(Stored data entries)
>> Start

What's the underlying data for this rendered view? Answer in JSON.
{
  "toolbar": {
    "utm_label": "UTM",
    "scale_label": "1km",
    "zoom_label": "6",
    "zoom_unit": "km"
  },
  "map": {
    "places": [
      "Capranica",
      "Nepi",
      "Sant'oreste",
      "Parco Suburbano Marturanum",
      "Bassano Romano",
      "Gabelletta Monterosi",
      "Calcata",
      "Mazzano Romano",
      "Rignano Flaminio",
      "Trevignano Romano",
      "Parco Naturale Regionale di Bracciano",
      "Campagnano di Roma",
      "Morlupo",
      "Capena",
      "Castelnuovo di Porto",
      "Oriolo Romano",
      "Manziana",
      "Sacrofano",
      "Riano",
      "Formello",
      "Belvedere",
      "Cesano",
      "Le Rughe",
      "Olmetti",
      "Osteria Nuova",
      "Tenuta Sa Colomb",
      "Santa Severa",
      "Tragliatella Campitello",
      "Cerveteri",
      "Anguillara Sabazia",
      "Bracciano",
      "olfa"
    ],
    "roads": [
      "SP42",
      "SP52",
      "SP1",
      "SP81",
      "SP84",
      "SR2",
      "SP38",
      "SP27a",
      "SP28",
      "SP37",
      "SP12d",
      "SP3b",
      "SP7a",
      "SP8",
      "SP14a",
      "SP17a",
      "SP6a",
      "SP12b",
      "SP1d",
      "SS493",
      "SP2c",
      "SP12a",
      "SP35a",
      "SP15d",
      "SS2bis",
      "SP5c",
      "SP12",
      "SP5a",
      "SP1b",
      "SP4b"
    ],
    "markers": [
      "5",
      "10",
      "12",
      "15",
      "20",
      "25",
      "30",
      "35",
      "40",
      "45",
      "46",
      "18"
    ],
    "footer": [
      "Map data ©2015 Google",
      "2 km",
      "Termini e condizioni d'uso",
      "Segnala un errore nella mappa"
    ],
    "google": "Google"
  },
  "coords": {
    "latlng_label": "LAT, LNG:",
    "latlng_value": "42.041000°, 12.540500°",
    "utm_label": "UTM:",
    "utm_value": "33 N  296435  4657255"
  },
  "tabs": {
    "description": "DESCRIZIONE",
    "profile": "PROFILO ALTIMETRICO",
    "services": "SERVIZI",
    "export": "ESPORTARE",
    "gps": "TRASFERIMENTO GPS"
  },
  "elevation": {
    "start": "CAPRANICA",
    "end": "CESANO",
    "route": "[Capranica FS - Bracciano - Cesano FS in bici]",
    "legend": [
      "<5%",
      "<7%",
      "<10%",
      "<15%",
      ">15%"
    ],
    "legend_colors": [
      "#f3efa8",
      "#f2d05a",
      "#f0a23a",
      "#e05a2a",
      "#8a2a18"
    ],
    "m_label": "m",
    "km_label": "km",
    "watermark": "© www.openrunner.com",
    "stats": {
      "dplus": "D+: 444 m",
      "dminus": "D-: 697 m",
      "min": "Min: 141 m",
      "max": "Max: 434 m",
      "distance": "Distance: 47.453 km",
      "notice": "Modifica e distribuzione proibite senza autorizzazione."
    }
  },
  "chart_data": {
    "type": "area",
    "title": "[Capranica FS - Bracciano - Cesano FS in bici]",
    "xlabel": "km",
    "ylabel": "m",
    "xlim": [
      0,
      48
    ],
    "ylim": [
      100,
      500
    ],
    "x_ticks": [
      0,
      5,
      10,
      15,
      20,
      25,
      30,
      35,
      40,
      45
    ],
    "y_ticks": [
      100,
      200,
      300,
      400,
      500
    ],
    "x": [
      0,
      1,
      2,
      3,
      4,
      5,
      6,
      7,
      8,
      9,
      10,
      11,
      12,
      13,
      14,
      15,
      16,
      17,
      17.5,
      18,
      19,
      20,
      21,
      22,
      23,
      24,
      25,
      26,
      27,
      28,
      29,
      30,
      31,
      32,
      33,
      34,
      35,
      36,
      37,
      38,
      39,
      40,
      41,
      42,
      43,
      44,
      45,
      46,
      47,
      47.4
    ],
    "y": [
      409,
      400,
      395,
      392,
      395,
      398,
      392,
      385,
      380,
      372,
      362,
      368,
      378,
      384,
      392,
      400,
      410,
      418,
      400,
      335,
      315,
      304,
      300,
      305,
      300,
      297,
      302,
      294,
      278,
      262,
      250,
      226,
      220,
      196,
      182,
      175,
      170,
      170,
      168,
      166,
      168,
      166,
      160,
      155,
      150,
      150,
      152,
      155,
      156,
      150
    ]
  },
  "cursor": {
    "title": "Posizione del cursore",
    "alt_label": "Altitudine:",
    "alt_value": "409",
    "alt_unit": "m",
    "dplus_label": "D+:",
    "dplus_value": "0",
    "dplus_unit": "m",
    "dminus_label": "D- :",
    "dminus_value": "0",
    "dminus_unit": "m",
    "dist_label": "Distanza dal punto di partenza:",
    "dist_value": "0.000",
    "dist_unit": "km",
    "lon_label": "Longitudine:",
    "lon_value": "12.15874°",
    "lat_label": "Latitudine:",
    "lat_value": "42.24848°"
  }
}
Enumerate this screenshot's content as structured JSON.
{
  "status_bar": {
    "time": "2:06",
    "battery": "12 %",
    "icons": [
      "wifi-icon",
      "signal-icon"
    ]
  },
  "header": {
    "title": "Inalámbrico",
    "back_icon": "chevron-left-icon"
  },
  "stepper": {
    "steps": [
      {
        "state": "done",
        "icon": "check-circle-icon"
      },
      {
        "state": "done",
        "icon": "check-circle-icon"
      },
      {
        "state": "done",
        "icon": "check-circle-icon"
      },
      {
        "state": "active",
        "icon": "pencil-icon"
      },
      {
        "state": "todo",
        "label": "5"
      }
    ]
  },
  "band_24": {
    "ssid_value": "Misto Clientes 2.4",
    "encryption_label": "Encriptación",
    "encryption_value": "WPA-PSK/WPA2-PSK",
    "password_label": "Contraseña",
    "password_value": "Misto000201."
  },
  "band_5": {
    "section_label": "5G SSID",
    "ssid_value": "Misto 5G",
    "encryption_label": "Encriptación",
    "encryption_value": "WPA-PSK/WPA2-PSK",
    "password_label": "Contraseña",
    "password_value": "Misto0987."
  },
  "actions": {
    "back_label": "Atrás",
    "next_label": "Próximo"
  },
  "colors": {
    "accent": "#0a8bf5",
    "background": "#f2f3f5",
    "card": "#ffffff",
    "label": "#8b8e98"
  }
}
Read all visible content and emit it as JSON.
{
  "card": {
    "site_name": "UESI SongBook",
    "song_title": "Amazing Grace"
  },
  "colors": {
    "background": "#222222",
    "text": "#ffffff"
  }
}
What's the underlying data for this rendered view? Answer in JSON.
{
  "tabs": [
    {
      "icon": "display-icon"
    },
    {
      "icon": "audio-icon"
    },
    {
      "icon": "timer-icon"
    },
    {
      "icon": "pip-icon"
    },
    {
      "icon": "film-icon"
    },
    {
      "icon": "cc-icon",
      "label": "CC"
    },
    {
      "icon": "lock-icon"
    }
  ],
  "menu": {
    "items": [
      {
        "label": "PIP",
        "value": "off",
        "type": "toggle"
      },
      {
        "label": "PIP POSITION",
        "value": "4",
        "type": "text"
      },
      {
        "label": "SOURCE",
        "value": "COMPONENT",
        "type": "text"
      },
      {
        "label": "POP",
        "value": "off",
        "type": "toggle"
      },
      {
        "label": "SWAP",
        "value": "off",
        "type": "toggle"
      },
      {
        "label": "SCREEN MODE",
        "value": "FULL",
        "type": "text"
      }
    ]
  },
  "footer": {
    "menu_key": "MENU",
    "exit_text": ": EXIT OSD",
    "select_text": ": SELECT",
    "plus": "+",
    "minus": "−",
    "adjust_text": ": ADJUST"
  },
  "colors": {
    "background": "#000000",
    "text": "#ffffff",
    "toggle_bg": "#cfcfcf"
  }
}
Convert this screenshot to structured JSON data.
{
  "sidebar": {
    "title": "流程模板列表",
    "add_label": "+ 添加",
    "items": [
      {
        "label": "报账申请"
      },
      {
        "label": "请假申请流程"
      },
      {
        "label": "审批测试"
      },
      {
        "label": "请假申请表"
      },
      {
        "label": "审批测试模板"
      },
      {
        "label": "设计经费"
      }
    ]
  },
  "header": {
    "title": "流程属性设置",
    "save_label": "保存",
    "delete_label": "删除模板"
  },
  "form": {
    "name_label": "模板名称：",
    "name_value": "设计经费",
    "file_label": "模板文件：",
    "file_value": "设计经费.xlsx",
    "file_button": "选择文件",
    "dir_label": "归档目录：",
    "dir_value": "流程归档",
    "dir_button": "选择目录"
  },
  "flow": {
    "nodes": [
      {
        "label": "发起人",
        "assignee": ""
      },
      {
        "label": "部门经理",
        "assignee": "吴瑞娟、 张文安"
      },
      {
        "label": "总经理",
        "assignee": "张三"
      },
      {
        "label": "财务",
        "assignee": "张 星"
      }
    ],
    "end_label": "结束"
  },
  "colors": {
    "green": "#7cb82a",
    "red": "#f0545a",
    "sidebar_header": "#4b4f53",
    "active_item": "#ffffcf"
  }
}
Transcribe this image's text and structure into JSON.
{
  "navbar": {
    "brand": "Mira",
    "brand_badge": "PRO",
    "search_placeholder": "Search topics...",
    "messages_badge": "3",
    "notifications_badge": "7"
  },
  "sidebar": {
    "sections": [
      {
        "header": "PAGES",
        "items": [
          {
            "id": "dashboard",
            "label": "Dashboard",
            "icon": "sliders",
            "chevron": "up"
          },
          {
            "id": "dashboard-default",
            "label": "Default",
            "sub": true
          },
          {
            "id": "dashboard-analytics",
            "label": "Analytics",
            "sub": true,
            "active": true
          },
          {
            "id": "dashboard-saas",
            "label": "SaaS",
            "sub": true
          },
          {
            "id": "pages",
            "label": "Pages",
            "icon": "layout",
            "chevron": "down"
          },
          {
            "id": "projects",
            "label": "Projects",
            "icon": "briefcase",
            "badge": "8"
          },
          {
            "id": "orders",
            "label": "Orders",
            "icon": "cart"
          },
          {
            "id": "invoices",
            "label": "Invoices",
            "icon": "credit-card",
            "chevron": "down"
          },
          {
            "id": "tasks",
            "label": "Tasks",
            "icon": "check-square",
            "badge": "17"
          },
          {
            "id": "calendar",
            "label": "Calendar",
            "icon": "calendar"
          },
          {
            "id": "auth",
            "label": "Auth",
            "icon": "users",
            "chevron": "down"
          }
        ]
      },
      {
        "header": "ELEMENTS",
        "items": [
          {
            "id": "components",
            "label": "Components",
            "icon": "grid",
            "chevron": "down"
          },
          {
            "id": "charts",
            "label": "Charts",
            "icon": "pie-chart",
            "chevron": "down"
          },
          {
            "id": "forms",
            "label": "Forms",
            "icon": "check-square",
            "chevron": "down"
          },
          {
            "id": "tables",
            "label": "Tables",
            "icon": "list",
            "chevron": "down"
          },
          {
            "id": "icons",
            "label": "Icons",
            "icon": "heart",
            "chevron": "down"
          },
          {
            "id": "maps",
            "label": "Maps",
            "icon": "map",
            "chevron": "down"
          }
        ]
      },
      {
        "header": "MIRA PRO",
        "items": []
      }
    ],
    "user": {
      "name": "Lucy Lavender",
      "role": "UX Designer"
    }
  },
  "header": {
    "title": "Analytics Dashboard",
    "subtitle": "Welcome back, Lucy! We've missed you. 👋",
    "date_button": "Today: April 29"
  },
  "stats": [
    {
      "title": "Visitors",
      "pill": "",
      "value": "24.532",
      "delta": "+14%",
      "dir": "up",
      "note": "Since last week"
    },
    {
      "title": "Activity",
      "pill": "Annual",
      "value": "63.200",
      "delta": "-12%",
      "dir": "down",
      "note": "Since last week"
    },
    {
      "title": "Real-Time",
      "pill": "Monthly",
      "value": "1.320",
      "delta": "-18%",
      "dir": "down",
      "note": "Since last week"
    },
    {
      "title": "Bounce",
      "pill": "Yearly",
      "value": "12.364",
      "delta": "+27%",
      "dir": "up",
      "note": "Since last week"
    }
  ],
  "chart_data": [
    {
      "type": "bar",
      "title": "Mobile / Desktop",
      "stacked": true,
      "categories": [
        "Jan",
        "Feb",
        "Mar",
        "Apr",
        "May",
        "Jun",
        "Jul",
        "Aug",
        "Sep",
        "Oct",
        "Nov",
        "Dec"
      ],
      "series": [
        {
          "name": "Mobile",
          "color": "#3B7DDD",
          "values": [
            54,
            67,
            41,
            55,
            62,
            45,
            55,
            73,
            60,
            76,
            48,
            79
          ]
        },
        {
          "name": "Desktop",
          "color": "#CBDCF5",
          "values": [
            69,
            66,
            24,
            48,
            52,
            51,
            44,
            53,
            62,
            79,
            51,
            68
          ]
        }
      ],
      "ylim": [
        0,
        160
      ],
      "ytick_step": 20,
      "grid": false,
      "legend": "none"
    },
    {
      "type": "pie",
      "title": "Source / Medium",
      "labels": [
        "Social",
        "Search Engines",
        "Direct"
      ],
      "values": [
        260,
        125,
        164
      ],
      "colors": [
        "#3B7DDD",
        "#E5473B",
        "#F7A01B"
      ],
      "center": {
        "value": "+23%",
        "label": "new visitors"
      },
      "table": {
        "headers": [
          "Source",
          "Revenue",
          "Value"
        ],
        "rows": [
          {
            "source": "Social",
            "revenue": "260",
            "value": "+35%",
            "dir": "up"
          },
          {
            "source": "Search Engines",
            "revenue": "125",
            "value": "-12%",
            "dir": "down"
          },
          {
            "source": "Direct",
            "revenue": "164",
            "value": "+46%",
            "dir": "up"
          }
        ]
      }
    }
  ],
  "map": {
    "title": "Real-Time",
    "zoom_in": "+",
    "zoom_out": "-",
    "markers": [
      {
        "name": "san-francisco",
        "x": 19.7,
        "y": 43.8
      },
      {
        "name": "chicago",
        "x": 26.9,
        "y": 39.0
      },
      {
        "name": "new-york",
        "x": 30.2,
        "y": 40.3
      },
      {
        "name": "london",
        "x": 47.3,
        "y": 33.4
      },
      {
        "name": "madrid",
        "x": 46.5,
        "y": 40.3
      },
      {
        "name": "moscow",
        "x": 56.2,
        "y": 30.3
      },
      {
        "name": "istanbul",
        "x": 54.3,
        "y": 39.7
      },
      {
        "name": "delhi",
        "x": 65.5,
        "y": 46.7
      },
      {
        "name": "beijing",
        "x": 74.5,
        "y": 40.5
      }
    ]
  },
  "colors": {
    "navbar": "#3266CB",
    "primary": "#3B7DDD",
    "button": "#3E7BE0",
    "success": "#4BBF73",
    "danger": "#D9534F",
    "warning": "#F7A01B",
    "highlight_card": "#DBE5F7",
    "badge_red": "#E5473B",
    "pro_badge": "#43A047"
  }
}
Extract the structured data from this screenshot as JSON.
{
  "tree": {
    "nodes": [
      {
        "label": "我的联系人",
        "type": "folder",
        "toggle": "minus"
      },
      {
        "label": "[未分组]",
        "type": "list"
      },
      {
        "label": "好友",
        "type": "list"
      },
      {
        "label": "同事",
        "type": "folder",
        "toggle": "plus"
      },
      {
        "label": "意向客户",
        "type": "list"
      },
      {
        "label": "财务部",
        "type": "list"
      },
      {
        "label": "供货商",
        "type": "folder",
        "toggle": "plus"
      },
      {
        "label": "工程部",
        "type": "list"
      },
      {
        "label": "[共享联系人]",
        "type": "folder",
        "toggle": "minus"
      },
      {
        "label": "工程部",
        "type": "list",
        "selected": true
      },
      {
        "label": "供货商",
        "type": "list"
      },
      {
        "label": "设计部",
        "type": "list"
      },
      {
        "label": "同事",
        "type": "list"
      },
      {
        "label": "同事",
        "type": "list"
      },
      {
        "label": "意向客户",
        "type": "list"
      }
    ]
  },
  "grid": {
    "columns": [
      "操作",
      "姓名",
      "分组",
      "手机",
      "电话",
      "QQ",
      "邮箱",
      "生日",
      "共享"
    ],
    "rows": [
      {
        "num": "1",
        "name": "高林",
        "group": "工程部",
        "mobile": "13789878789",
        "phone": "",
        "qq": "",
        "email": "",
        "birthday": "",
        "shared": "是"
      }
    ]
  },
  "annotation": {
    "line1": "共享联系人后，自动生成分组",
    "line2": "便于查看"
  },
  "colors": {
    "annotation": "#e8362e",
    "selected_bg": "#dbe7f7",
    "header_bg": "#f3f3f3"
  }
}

>> End

* _WHAT YOU HAVE TO DO_
Reproduce each line of the entries in which the word "structured" is found.

* _RESULT_
Enumerate this screenshot's content as structured JSON.
Convert this screenshot to structured JSON data.
Extract the structured data from this screenshot as JSON.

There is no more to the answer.